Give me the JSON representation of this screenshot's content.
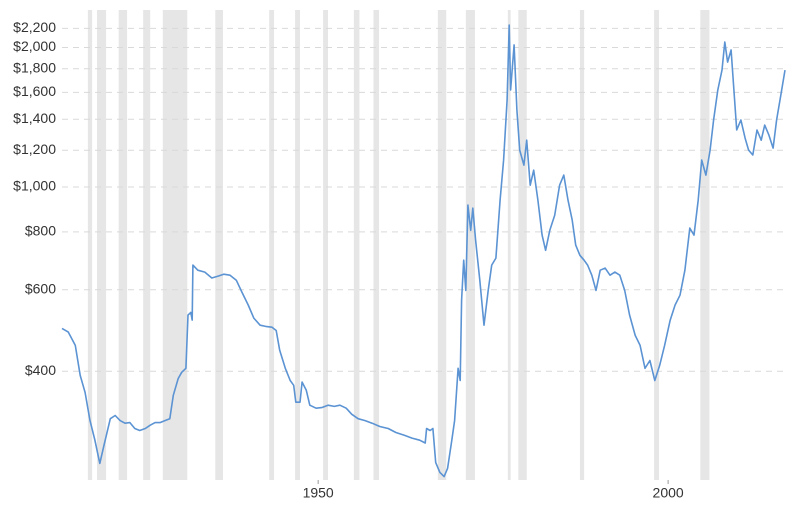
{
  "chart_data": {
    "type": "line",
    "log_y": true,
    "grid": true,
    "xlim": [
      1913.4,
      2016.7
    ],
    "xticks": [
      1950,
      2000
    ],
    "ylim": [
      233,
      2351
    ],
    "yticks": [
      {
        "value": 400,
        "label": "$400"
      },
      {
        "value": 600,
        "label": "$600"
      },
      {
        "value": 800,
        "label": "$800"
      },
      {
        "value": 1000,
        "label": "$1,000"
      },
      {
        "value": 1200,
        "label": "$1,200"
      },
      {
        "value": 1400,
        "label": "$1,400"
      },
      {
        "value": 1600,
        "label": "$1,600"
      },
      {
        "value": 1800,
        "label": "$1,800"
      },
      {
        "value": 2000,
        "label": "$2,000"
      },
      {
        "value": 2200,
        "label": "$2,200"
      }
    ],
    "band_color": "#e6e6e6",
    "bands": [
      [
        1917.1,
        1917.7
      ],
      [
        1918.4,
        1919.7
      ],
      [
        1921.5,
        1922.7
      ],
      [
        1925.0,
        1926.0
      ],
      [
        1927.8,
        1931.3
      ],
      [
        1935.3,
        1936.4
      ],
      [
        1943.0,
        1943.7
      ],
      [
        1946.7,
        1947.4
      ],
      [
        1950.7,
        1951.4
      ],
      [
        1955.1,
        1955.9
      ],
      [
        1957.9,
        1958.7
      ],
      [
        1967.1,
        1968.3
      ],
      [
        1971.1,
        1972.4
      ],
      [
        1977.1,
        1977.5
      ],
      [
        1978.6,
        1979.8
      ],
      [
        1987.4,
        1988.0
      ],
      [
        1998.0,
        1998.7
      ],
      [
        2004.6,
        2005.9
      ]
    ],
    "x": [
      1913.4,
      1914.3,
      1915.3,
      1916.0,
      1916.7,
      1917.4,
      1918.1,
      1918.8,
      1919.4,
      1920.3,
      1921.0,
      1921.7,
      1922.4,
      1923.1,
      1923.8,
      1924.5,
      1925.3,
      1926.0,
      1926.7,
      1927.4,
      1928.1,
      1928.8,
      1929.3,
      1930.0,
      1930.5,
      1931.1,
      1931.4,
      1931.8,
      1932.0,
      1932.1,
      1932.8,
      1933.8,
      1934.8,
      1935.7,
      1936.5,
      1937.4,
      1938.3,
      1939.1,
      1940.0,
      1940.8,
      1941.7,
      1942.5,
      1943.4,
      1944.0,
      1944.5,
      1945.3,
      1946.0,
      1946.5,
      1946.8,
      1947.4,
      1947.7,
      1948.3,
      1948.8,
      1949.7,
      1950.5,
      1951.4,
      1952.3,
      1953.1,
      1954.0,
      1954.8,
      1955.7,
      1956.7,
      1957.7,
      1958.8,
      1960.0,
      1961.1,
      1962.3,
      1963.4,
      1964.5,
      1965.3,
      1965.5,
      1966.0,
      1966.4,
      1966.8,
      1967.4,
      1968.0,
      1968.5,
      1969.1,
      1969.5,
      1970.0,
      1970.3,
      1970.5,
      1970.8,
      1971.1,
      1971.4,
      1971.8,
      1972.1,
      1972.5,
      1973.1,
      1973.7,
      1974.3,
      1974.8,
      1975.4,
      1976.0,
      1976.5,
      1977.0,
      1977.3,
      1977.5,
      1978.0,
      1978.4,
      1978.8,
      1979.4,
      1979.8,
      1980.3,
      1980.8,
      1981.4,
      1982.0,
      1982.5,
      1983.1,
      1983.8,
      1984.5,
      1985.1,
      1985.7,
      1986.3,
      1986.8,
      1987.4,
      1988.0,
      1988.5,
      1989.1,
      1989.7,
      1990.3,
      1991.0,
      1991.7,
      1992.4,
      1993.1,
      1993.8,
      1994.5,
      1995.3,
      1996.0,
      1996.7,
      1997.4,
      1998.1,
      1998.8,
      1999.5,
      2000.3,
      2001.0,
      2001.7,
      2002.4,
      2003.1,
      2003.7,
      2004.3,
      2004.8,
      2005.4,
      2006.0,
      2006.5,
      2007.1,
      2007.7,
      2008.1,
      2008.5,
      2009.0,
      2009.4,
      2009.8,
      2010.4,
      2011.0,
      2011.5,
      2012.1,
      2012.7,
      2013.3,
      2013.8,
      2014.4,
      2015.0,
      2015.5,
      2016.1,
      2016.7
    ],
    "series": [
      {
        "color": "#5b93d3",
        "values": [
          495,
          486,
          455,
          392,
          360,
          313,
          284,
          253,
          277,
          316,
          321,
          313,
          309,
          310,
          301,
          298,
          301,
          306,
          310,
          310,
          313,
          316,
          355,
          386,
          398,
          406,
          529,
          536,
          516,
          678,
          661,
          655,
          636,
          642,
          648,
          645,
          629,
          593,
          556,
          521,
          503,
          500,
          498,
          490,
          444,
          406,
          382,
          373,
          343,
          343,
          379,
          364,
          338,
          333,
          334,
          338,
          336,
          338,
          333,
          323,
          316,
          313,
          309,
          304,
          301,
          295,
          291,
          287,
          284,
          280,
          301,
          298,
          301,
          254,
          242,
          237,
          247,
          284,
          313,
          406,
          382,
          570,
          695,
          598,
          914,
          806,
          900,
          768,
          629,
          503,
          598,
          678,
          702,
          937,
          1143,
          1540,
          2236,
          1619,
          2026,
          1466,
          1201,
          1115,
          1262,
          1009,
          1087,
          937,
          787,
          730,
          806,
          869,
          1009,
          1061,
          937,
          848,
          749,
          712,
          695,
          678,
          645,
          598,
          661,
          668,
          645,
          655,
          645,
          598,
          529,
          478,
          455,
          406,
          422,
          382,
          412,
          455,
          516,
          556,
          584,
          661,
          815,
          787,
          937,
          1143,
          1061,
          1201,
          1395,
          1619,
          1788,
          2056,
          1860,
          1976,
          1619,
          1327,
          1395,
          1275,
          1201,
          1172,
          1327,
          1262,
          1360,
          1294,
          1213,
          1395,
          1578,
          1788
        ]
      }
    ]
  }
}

- - - -

Check all the records above and select each line where the string "label" is found.

        "label": "$400"
        "label": "$600"
        "label": "$800"
        "label": "$1,000"
        "label": "$1,200"
        "label": "$1,400"
        "label": "$1,600"
        "label": "$1,800"
        "label": "$2,000"
        "label": "$2,200"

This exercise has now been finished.